■ **Given exercise**: Every line that contains "biskupy" counts once; give the total number of such lines, with no other words.

■ **Records for the exercise**:
++++++++
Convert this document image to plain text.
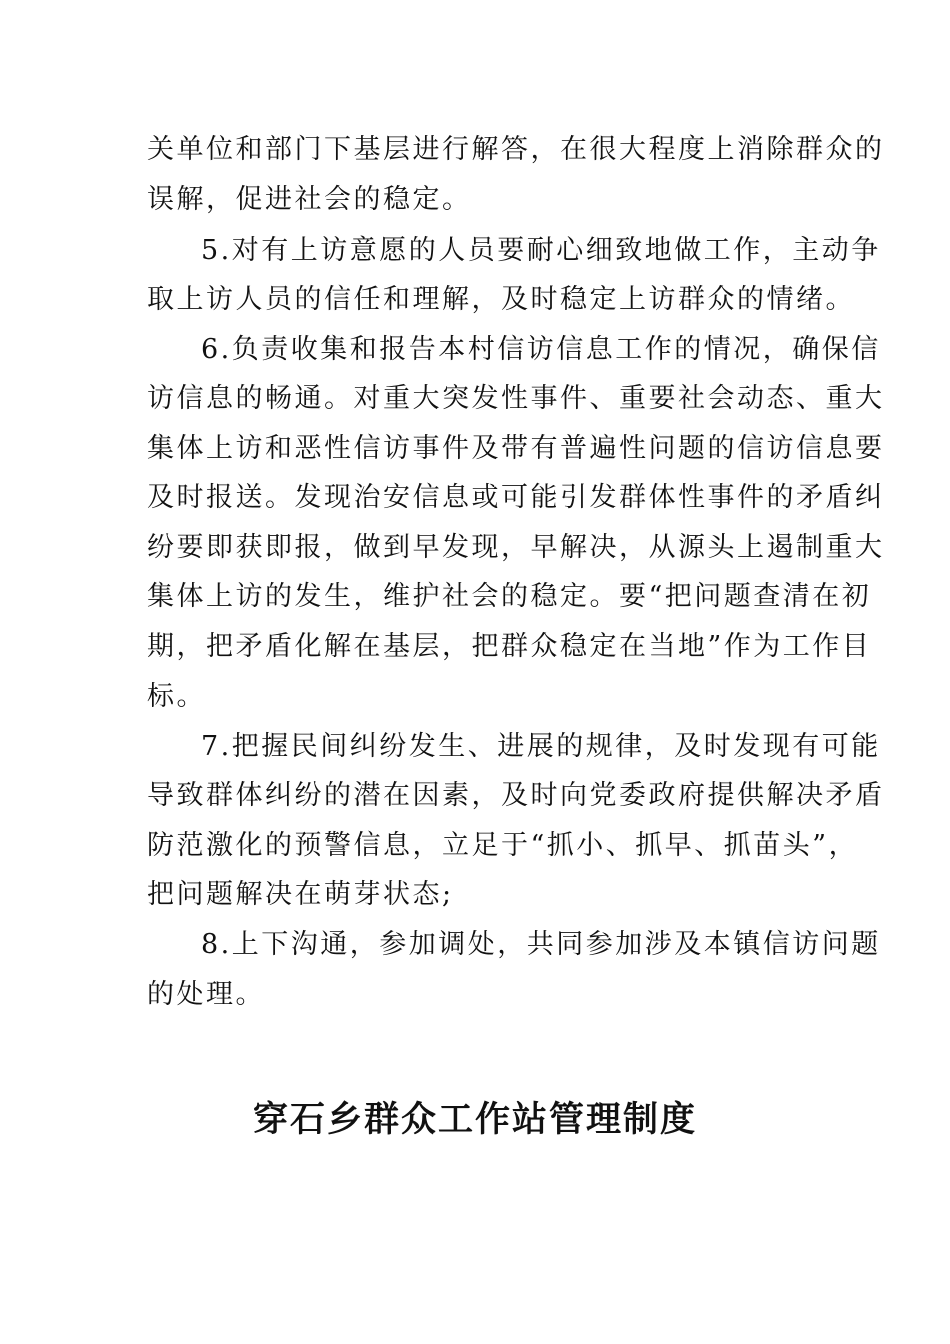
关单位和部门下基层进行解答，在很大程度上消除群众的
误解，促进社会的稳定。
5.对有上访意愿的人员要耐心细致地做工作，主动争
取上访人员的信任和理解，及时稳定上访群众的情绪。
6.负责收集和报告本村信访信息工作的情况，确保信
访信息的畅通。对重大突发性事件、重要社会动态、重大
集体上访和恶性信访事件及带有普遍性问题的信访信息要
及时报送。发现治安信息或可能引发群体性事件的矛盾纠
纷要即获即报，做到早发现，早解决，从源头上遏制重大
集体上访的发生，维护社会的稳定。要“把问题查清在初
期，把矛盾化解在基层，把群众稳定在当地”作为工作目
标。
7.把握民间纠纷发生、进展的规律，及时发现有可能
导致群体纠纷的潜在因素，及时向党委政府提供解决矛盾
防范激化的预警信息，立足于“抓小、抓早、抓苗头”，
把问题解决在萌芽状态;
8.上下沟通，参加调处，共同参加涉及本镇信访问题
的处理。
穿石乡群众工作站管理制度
++++++++
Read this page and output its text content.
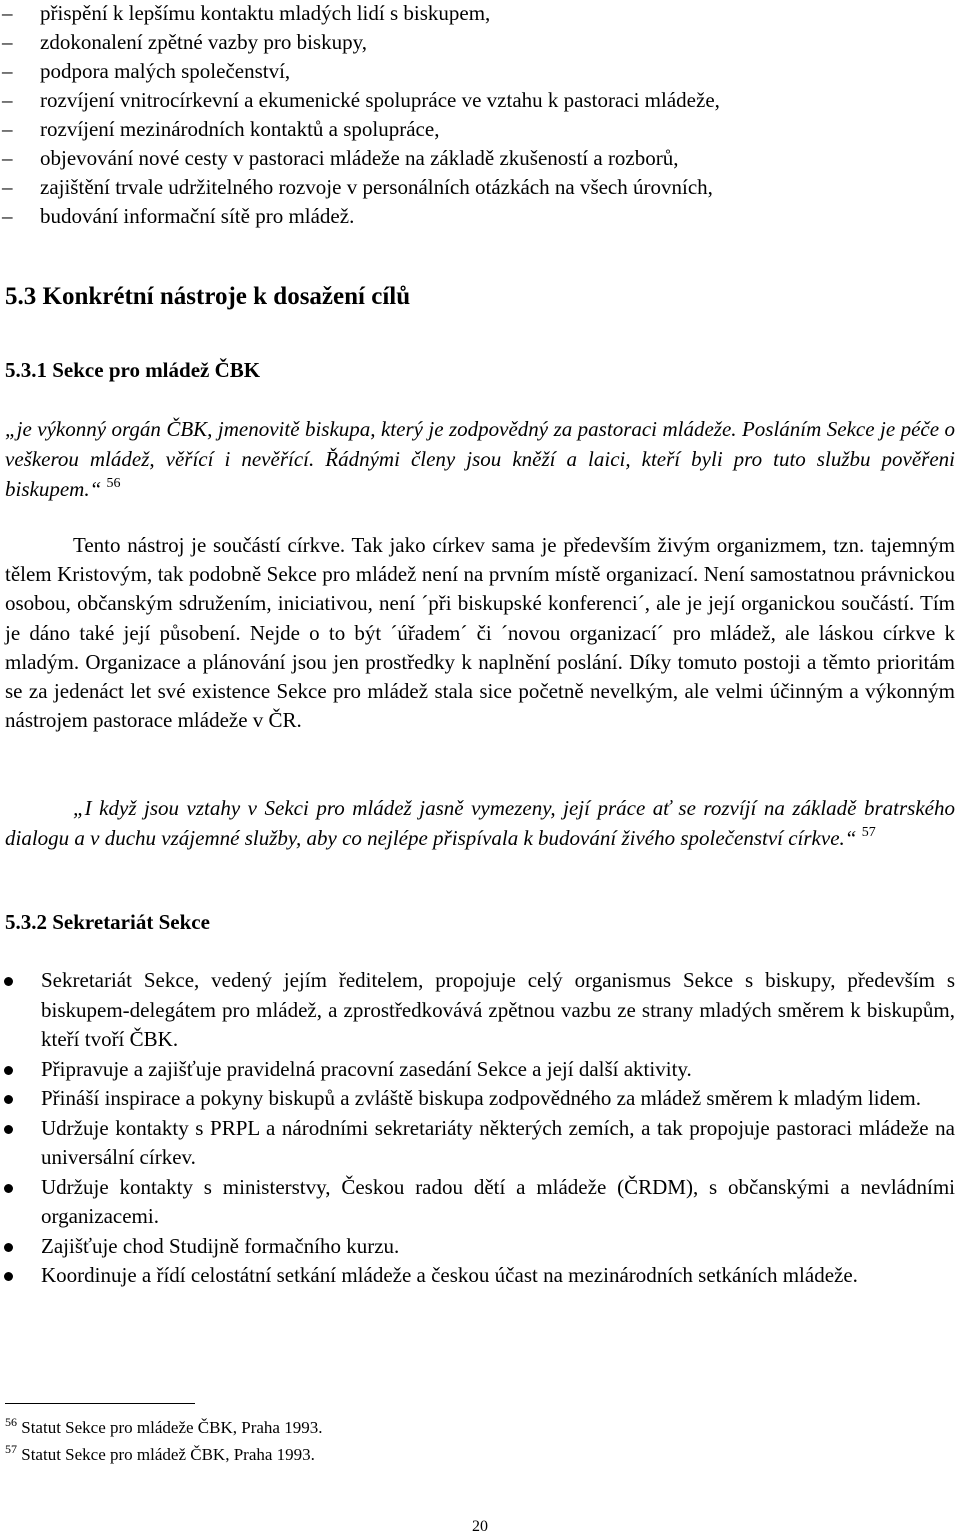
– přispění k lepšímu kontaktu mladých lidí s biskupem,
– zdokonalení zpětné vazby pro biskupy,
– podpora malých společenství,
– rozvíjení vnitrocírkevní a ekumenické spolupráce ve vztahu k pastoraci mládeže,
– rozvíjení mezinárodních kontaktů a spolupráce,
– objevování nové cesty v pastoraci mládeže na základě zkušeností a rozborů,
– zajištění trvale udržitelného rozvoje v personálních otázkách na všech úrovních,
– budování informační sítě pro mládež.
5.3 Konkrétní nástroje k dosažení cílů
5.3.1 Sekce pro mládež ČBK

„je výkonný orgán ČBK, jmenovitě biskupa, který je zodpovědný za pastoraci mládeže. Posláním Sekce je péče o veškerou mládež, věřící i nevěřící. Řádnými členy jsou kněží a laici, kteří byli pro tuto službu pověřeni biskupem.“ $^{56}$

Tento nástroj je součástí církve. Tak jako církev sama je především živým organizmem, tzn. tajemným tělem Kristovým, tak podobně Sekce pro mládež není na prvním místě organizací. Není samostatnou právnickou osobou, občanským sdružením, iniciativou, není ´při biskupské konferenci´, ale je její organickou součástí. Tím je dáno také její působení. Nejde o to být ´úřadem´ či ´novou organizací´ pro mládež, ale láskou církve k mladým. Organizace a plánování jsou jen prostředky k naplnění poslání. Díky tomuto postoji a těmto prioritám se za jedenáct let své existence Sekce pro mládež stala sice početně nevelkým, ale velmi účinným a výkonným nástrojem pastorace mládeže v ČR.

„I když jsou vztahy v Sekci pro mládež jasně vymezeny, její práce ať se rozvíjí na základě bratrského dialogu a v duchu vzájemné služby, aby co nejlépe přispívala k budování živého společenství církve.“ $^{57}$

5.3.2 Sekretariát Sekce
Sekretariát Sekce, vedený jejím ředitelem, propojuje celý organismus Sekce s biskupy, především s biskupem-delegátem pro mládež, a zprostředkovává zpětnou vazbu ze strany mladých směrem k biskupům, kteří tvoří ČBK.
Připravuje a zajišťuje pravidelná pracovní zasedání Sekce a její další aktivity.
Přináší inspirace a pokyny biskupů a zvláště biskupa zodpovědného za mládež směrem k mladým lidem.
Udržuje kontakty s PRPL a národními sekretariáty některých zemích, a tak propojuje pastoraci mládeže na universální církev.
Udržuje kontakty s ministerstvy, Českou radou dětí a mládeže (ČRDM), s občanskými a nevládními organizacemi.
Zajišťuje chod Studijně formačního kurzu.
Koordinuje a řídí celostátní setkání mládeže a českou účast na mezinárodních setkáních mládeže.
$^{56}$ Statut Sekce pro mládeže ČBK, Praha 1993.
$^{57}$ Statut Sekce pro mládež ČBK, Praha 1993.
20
++++++++
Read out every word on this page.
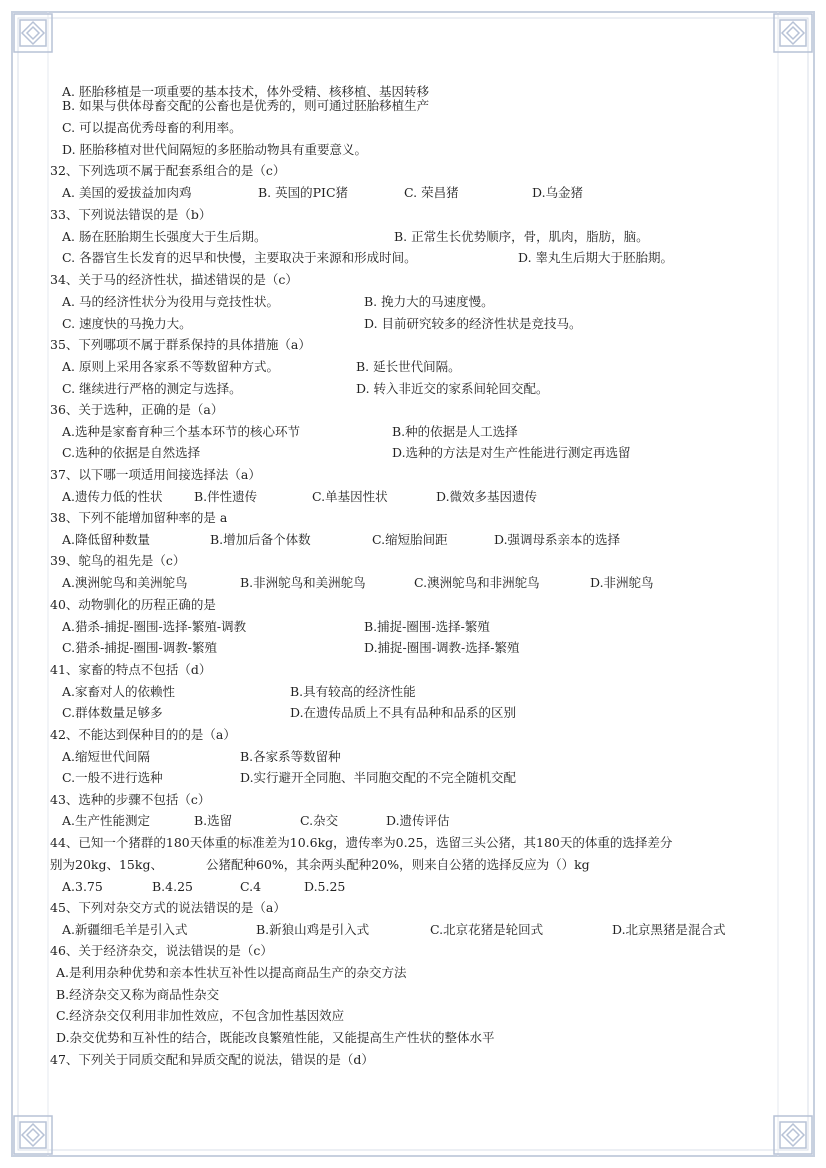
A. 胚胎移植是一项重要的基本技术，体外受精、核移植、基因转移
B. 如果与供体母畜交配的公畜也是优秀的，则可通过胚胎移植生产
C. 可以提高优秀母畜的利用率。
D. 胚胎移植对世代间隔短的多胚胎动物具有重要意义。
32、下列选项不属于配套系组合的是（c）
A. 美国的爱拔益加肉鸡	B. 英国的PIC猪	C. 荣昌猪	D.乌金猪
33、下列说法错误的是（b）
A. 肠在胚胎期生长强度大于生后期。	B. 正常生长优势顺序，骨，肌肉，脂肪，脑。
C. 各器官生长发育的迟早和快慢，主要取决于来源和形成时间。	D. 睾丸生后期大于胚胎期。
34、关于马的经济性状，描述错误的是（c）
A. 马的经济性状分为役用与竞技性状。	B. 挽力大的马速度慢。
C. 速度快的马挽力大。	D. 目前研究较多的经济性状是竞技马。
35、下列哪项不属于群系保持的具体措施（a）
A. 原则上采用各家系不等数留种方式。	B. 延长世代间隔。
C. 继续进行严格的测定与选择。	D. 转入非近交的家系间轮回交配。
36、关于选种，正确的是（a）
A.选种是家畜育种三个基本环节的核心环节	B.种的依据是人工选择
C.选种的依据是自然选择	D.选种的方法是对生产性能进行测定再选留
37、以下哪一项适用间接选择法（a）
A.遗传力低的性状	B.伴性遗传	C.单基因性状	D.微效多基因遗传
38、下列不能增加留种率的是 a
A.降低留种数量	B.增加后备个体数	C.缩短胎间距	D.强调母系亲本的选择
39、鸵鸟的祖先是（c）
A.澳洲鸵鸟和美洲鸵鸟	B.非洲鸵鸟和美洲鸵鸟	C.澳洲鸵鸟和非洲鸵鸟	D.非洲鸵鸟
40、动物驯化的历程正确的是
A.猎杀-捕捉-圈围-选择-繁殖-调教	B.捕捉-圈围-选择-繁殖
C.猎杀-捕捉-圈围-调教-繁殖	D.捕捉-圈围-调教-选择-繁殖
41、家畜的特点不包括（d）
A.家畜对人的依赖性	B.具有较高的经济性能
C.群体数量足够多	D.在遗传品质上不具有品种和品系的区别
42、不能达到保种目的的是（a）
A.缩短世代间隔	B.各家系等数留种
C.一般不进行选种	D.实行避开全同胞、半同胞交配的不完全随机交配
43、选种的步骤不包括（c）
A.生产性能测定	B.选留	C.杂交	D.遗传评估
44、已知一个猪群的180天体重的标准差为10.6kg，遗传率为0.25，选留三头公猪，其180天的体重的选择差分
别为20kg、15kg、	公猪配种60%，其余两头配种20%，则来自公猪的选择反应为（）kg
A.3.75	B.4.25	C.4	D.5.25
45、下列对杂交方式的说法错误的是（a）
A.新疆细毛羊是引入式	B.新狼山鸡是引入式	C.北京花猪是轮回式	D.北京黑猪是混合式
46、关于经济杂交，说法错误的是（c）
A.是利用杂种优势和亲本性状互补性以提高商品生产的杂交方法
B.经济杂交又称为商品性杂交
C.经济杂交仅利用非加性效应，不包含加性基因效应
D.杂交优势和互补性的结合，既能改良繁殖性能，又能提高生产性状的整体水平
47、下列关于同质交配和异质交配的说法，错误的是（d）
++++++++
■ **Reply to the task**: 2